▶ ITEMS:
+--
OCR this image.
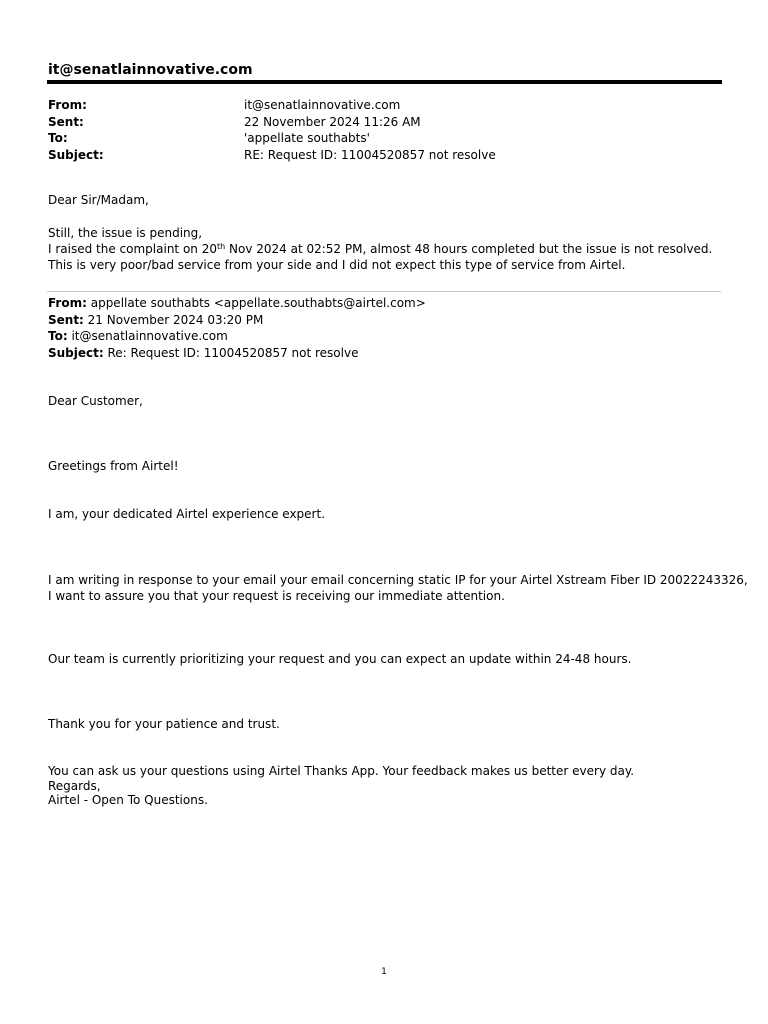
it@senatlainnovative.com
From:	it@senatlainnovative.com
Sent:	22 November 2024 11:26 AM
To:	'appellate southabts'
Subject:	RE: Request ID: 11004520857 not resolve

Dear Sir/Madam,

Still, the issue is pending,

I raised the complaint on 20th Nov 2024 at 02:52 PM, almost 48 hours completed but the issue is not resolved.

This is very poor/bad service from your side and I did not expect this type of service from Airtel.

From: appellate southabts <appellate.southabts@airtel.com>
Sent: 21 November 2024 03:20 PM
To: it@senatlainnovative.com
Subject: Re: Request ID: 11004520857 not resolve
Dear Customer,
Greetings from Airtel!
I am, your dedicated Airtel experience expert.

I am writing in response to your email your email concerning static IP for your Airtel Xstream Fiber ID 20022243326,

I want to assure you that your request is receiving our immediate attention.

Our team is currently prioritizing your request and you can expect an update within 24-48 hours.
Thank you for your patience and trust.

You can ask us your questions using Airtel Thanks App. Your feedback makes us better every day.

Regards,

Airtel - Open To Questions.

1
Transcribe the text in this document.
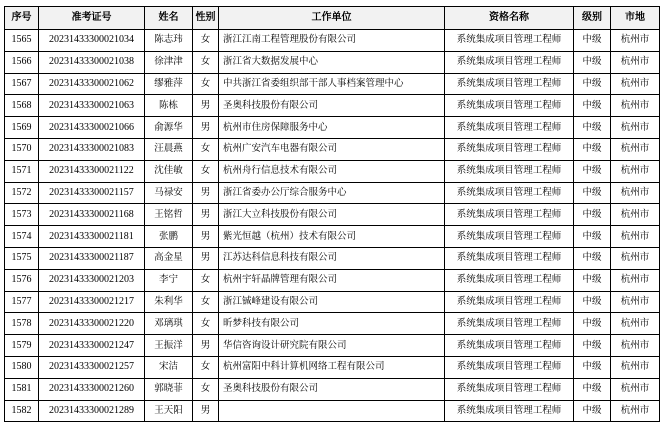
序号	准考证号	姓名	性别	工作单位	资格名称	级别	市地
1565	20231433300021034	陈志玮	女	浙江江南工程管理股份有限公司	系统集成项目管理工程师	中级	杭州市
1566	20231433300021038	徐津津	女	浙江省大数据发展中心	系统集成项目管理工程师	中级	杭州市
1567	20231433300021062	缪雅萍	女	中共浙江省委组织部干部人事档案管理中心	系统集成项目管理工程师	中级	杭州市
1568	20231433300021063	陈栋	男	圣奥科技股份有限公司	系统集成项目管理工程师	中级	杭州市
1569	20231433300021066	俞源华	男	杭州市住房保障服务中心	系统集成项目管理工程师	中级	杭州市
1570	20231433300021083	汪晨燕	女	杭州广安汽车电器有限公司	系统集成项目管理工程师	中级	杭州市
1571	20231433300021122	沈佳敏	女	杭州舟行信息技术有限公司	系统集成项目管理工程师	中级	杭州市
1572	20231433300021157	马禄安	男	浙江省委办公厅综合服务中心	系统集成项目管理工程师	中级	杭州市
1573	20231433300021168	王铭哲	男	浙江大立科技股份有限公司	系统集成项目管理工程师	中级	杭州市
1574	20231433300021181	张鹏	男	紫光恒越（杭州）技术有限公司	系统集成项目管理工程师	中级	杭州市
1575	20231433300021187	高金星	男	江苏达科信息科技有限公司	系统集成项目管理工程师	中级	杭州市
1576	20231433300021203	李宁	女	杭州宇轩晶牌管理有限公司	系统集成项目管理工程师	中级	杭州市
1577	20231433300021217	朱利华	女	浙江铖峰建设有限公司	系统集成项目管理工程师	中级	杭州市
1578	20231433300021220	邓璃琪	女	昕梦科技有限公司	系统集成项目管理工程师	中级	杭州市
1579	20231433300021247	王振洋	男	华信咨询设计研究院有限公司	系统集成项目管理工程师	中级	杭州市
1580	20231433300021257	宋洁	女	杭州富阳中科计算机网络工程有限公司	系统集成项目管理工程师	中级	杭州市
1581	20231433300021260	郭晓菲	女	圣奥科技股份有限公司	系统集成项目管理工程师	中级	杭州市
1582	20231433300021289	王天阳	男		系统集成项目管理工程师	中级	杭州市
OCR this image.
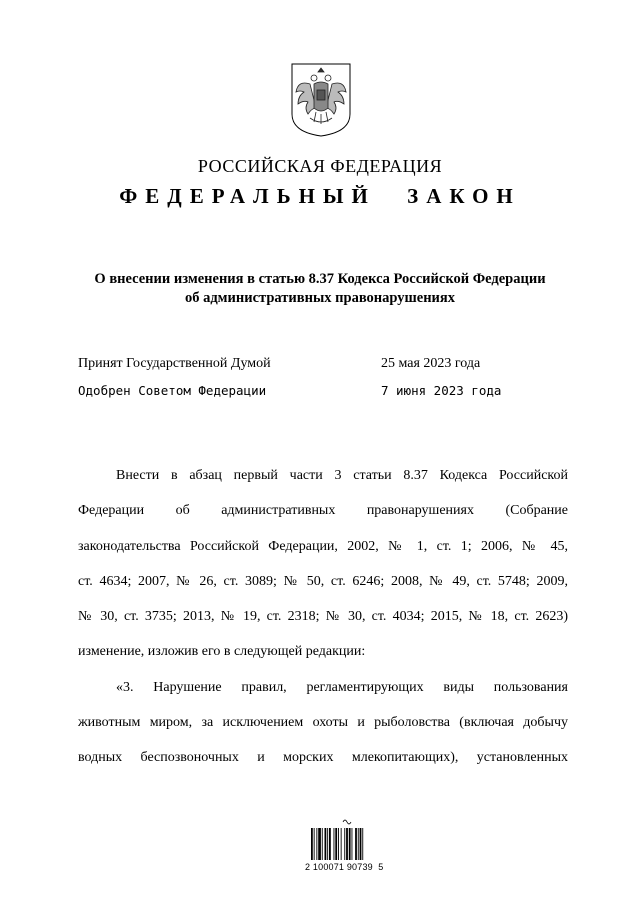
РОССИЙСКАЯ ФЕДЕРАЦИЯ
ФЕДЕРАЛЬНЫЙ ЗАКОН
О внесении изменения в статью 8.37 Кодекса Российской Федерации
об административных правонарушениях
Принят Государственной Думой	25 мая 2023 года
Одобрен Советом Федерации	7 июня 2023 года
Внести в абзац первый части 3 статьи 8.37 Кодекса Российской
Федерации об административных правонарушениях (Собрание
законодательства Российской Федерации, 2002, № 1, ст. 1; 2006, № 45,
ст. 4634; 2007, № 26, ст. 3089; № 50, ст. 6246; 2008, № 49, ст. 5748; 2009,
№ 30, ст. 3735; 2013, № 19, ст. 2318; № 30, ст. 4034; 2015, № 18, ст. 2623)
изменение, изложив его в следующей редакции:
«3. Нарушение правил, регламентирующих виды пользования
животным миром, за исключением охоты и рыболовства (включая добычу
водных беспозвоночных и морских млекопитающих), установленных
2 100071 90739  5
+--
▶ EXERCISE BRIEF: Copy out each record shown above without alteration, skipping any picture.

▶ REPLY:
OCR this image.
it@senatlainnovative.com
From:	it@senatlainnovative.com
Sent:	22 November 2024 11:26 AM
To:	'appellate southabts'
Subject:	RE: Request ID: 11004520857 not resolve

Dear Sir/Madam,

Still, the issue is pending,

I raised the complaint on 20th Nov 2024 at 02:52 PM, almost 48 hours completed but the issue is not resolved.

This is very poor/bad service from your side and I did not expect this type of service from Airtel.

From: appellate southabts <appellate.southabts@airtel.com>
Sent: 21 November 2024 03:20 PM
To: it@senatlainnovative.com
Subject: Re: Request ID: 11004520857 not resolve
Dear Customer,
Greetings from Airtel!
I am, your dedicated Airtel experience expert.

I am writing in response to your email your email concerning static IP for your Airtel Xstream Fiber ID 20022243326,

I want to assure you that your request is receiving our immediate attention.

Our team is currently prioritizing your request and you can expect an update within 24-48 hours.
Thank you for your patience and trust.

You can ask us your questions using Airtel Thanks App. Your feedback makes us better every day.

Regards,

Airtel - Open To Questions.

1
Transcribe the text in this document.
序号	准考证号	姓名	性别	工作单位	资格名称	级别	市地
1565	20231433300021034	陈志玮	女	浙江江南工程管理股份有限公司	系统集成项目管理工程师	中级	杭州市
1566	20231433300021038	徐津津	女	浙江省大数据发展中心	系统集成项目管理工程师	中级	杭州市
1567	20231433300021062	缪雅萍	女	中共浙江省委组织部干部人事档案管理中心	系统集成项目管理工程师	中级	杭州市
1568	20231433300021063	陈栋	男	圣奥科技股份有限公司	系统集成项目管理工程师	中级	杭州市
1569	20231433300021066	俞源华	男	杭州市住房保障服务中心	系统集成项目管理工程师	中级	杭州市
1570	20231433300021083	汪晨燕	女	杭州广安汽车电器有限公司	系统集成项目管理工程师	中级	杭州市
1571	20231433300021122	沈佳敏	女	杭州舟行信息技术有限公司	系统集成项目管理工程师	中级	杭州市
1572	20231433300021157	马禄安	男	浙江省委办公厅综合服务中心	系统集成项目管理工程师	中级	杭州市
1573	20231433300021168	王铭哲	男	浙江大立科技股份有限公司	系统集成项目管理工程师	中级	杭州市
1574	20231433300021181	张鹏	男	紫光恒越（杭州）技术有限公司	系统集成项目管理工程师	中级	杭州市
1575	20231433300021187	高金星	男	江苏达科信息科技有限公司	系统集成项目管理工程师	中级	杭州市
1576	20231433300021203	李宁	女	杭州宇轩晶牌管理有限公司	系统集成项目管理工程师	中级	杭州市
1577	20231433300021217	朱利华	女	浙江铖峰建设有限公司	系统集成项目管理工程师	中级	杭州市
1578	20231433300021220	邓璃琪	女	昕梦科技有限公司	系统集成项目管理工程师	中级	杭州市
1579	20231433300021247	王振洋	男	华信咨询设计研究院有限公司	系统集成项目管理工程师	中级	杭州市
1580	20231433300021257	宋洁	女	杭州富阳中科计算机网络工程有限公司	系统集成项目管理工程师	中级	杭州市
1581	20231433300021260	郭晓菲	女	圣奥科技股份有限公司	系统集成项目管理工程师	中级	杭州市
1582	20231433300021289	王天阳	男		系统集成项目管理工程师	中级	杭州市
OCR this image.
РОССИЙСКАЯ ФЕДЕРАЦИЯ
ФЕДЕРАЛЬНЫЙ ЗАКОН
О внесении изменения в статью 8.37 Кодекса Российской Федерации
об административных правонарушениях
Принят Государственной Думой	25 мая 2023 года
Одобрен Советом Федерации	7 июня 2023 года
Внести в абзац первый части 3 статьи 8.37 Кодекса Российской
Федерации об административных правонарушениях (Собрание
законодательства Российской Федерации, 2002, № 1, ст. 1; 2006, № 45,
ст. 4634; 2007, № 26, ст. 3089; № 50, ст. 6246; 2008, № 49, ст. 5748; 2009,
№ 30, ст. 3735; 2013, № 19, ст. 2318; № 30, ст. 4034; 2015, № 18, ст. 2623)
изменение, изложив его в следующей редакции:
«3. Нарушение правил, регламентирующих виды пользования
животным миром, за исключением охоты и рыболовства (включая добычу
водных беспозвоночных и морских млекопитающих), установленных
2 100071 90739  5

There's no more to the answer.